-- begin --

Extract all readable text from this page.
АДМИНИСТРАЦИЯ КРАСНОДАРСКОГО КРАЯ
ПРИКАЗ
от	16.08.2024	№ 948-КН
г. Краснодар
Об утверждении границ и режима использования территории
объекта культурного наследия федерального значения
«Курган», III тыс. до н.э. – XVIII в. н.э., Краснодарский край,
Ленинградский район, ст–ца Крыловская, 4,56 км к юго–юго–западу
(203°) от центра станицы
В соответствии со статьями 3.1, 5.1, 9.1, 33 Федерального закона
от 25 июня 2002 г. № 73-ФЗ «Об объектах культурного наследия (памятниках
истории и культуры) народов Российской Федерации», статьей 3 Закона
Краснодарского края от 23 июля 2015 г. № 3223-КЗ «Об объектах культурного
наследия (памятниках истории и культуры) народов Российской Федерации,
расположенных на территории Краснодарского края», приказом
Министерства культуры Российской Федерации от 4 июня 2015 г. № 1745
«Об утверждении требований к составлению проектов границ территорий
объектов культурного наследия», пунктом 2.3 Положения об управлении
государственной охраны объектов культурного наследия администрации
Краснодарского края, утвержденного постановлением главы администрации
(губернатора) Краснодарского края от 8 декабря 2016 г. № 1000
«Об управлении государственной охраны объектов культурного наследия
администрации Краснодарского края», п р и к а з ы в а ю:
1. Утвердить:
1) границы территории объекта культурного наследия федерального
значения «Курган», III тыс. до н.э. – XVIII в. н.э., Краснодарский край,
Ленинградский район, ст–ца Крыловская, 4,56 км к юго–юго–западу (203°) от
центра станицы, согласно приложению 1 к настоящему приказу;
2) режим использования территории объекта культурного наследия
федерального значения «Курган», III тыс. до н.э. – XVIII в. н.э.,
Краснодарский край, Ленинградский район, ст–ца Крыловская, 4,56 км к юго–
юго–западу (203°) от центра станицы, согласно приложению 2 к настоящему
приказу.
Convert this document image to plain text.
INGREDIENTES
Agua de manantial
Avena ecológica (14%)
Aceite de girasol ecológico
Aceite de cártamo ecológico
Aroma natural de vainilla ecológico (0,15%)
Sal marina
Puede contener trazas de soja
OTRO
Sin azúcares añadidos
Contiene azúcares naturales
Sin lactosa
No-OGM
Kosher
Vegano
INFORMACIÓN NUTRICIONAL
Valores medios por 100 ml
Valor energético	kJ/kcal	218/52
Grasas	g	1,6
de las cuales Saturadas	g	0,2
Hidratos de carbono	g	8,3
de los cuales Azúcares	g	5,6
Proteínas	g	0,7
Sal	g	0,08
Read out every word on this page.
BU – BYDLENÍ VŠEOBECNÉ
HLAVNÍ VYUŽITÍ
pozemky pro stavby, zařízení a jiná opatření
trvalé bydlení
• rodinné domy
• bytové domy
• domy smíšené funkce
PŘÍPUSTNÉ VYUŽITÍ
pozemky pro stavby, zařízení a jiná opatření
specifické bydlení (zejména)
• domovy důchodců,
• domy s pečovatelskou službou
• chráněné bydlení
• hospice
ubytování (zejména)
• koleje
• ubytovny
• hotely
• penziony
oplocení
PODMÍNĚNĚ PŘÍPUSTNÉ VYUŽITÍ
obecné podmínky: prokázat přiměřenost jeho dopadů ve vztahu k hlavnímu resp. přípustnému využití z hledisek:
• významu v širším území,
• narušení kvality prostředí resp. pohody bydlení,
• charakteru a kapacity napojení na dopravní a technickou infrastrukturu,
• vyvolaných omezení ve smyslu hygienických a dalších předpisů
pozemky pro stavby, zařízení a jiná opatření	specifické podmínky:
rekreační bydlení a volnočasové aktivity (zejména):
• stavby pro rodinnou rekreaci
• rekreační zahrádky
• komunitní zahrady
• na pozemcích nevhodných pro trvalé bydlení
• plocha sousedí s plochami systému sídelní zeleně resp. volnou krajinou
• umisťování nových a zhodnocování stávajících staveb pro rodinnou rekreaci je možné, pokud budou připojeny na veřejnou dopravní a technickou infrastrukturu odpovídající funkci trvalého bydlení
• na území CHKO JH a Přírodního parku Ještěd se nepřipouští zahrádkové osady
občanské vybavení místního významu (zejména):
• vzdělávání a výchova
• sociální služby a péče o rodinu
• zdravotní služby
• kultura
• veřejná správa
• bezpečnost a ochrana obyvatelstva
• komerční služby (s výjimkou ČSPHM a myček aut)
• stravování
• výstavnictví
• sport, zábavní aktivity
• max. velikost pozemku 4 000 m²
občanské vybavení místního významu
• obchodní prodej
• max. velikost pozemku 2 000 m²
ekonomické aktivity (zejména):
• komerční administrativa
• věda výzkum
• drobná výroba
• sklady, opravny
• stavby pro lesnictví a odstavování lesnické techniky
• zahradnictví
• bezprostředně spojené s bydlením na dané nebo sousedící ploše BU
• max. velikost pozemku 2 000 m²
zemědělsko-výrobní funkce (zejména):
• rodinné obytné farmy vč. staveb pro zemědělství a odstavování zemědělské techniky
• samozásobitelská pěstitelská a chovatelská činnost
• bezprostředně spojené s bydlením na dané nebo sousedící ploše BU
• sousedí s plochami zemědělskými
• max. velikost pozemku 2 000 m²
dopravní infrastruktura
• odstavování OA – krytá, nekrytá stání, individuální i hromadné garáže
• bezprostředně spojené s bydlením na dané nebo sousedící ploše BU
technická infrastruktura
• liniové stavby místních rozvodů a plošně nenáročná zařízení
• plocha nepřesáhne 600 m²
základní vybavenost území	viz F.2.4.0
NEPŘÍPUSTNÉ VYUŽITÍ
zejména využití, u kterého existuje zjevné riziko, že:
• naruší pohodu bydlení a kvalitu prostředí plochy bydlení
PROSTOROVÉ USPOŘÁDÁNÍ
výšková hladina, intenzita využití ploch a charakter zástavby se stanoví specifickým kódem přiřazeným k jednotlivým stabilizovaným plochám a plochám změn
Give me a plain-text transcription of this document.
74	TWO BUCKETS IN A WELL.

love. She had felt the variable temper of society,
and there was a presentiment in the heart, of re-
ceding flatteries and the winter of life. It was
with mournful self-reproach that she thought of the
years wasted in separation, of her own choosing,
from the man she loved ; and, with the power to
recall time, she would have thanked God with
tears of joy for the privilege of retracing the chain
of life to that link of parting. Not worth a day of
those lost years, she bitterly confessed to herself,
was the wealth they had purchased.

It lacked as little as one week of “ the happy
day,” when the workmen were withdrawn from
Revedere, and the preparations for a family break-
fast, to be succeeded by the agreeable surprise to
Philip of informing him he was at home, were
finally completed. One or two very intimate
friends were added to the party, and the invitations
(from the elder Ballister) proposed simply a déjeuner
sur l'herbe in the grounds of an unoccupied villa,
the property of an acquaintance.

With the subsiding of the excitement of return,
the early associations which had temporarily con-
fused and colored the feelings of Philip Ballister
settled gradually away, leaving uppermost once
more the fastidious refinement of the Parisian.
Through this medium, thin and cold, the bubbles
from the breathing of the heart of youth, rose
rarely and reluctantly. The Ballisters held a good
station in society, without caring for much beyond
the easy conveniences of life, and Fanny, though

-- end --

▶ [WORK TO COMPLETE]: The records above need to be transcribed in full. Keep every character unchanged.

▶ [SOLUTION FOR THIS TASK]:
Extract all readable text from this page.
АДМИНИСТРАЦИЯ КРАСНОДАРСКОГО КРАЯ
ПРИКАЗ
от	16.08.2024	№ 948-КН
г. Краснодар
Об утверждении границ и режима использования территории
объекта культурного наследия федерального значения
«Курган», III тыс. до н.э. – XVIII в. н.э., Краснодарский край,
Ленинградский район, ст–ца Крыловская, 4,56 км к юго–юго–западу
(203°) от центра станицы
В соответствии со статьями 3.1, 5.1, 9.1, 33 Федерального закона
от 25 июня 2002 г. № 73-ФЗ «Об объектах культурного наследия (памятниках
истории и культуры) народов Российской Федерации», статьей 3 Закона
Краснодарского края от 23 июля 2015 г. № 3223-КЗ «Об объектах культурного
наследия (памятниках истории и культуры) народов Российской Федерации,
расположенных на территории Краснодарского края», приказом
Министерства культуры Российской Федерации от 4 июня 2015 г. № 1745
«Об утверждении требований к составлению проектов границ территорий
объектов культурного наследия», пунктом 2.3 Положения об управлении
государственной охраны объектов культурного наследия администрации
Краснодарского края, утвержденного постановлением главы администрации
(губернатора) Краснодарского края от 8 декабря 2016 г. № 1000
«Об управлении государственной охраны объектов культурного наследия
администрации Краснодарского края», п р и к а з ы в а ю:
1. Утвердить:
1) границы территории объекта культурного наследия федерального
значения «Курган», III тыс. до н.э. – XVIII в. н.э., Краснодарский край,
Ленинградский район, ст–ца Крыловская, 4,56 км к юго–юго–западу (203°) от
центра станицы, согласно приложению 1 к настоящему приказу;
2) режим использования территории объекта культурного наследия
федерального значения «Курган», III тыс. до н.э. – XVIII в. н.э.,
Краснодарский край, Ленинградский район, ст–ца Крыловская, 4,56 км к юго–
юго–западу (203°) от центра станицы, согласно приложению 2 к настоящему
приказу.
Convert this document image to plain text.
INGREDIENTES
Agua de manantial
Avena ecológica (14%)
Aceite de girasol ecológico
Aceite de cártamo ecológico
Aroma natural de vainilla ecológico (0,15%)
Sal marina
Puede contener trazas de soja
OTRO
Sin azúcares añadidos
Contiene azúcares naturales
Sin lactosa
No-OGM
Kosher
Vegano
INFORMACIÓN NUTRICIONAL
Valores medios por 100 ml
Valor energético	kJ/kcal	218/52
Grasas	g	1,6
de las cuales Saturadas	g	0,2
Hidratos de carbono	g	8,3
de los cuales Azúcares	g	5,6
Proteínas	g	0,7
Sal	g	0,08
Read out every word on this page.
BU – BYDLENÍ VŠEOBECNÉ
HLAVNÍ VYUŽITÍ
pozemky pro stavby, zařízení a jiná opatření
trvalé bydlení
• rodinné domy
• bytové domy
• domy smíšené funkce
PŘÍPUSTNÉ VYUŽITÍ
pozemky pro stavby, zařízení a jiná opatření
specifické bydlení (zejména)
• domovy důchodců,
• domy s pečovatelskou službou
• chráněné bydlení
• hospice
ubytování (zejména)
• koleje
• ubytovny
• hotely
• penziony
oplocení
PODMÍNĚNĚ PŘÍPUSTNÉ VYUŽITÍ
obecné podmínky: prokázat přiměřenost jeho dopadů ve vztahu k hlavnímu resp. přípustnému využití z hledisek:
• významu v širším území,
• narušení kvality prostředí resp. pohody bydlení,
• charakteru a kapacity napojení na dopravní a technickou infrastrukturu,
• vyvolaných omezení ve smyslu hygienických a dalších předpisů
pozemky pro stavby, zařízení a jiná opatření	specifické podmínky:
rekreační bydlení a volnočasové aktivity (zejména):
• stavby pro rodinnou rekreaci
• rekreační zahrádky
• komunitní zahrady
• na pozemcích nevhodných pro trvalé bydlení
• plocha sousedí s plochami systému sídelní zeleně resp. volnou krajinou
• umisťování nových a zhodnocování stávajících staveb pro rodinnou rekreaci je možné, pokud budou připojeny na veřejnou dopravní a technickou infrastrukturu odpovídající funkci trvalého bydlení
• na území CHKO JH a Přírodního parku Ještěd se nepřipouští zahrádkové osady
občanské vybavení místního významu (zejména):
• vzdělávání a výchova
• sociální služby a péče o rodinu
• zdravotní služby
• kultura
• veřejná správa
• bezpečnost a ochrana obyvatelstva
• komerční služby (s výjimkou ČSPHM a myček aut)
• stravování
• výstavnictví
• sport, zábavní aktivity
• max. velikost pozemku 4 000 m²
občanské vybavení místního významu
• obchodní prodej
• max. velikost pozemku 2 000 m²
ekonomické aktivity (zejména):
• komerční administrativa
• věda výzkum
• drobná výroba
• sklady, opravny
• stavby pro lesnictví a odstavování lesnické techniky
• zahradnictví
• bezprostředně spojené s bydlením na dané nebo sousedící ploše BU
• max. velikost pozemku 2 000 m²
zemědělsko-výrobní funkce (zejména):
• rodinné obytné farmy vč. staveb pro zemědělství a odstavování zemědělské techniky
• samozásobitelská pěstitelská a chovatelská činnost
• bezprostředně spojené s bydlením na dané nebo sousedící ploše BU
• sousedí s plochami zemědělskými
• max. velikost pozemku 2 000 m²
dopravní infrastruktura
• odstavování OA – krytá, nekrytá stání, individuální i hromadné garáže
• bezprostředně spojené s bydlením na dané nebo sousedící ploše BU
technická infrastruktura
• liniové stavby místních rozvodů a plošně nenáročná zařízení
• plocha nepřesáhne 600 m²
základní vybavenost území	viz F.2.4.0
NEPŘÍPUSTNÉ VYUŽITÍ
zejména využití, u kterého existuje zjevné riziko, že:
• naruší pohodu bydlení a kvalitu prostředí plochy bydlení
PROSTOROVÉ USPOŘÁDÁNÍ
výšková hladina, intenzita využití ploch a charakter zástavby se stanoví specifickým kódem přiřazeným k jednotlivým stabilizovaným plochám a plochám změn
Give me a plain-text transcription of this document.
74	TWO BUCKETS IN A WELL.

love. She had felt the variable temper of society,
and there was a presentiment in the heart, of re-
ceding flatteries and the winter of life. It was
with mournful self-reproach that she thought of the
years wasted in separation, of her own choosing,
from the man she loved ; and, with the power to
recall time, she would have thanked God with
tears of joy for the privilege of retracing the chain
of life to that link of parting. Not worth a day of
those lost years, she bitterly confessed to herself,
was the wealth they had purchased.

It lacked as little as one week of “ the happy
day,” when the workmen were withdrawn from
Revedere, and the preparations for a family break-
fast, to be succeeded by the agreeable surprise to
Philip of informing him he was at home, were
finally completed. One or two very intimate
friends were added to the party, and the invitations
(from the elder Ballister) proposed simply a déjeuner
sur l'herbe in the grounds of an unoccupied villa,
the property of an acquaintance.

With the subsiding of the excitement of return,
the early associations which had temporarily con-
fused and colored the feelings of Philip Ballister
settled gradually away, leaving uppermost once
more the fastidious refinement of the Parisian.
Through this medium, thin and cold, the bubbles
from the breathing of the heart of youth, rose
rarely and reluctantly. The Ballisters held a good
station in society, without caring for much beyond
the easy conveniences of life, and Fanny, though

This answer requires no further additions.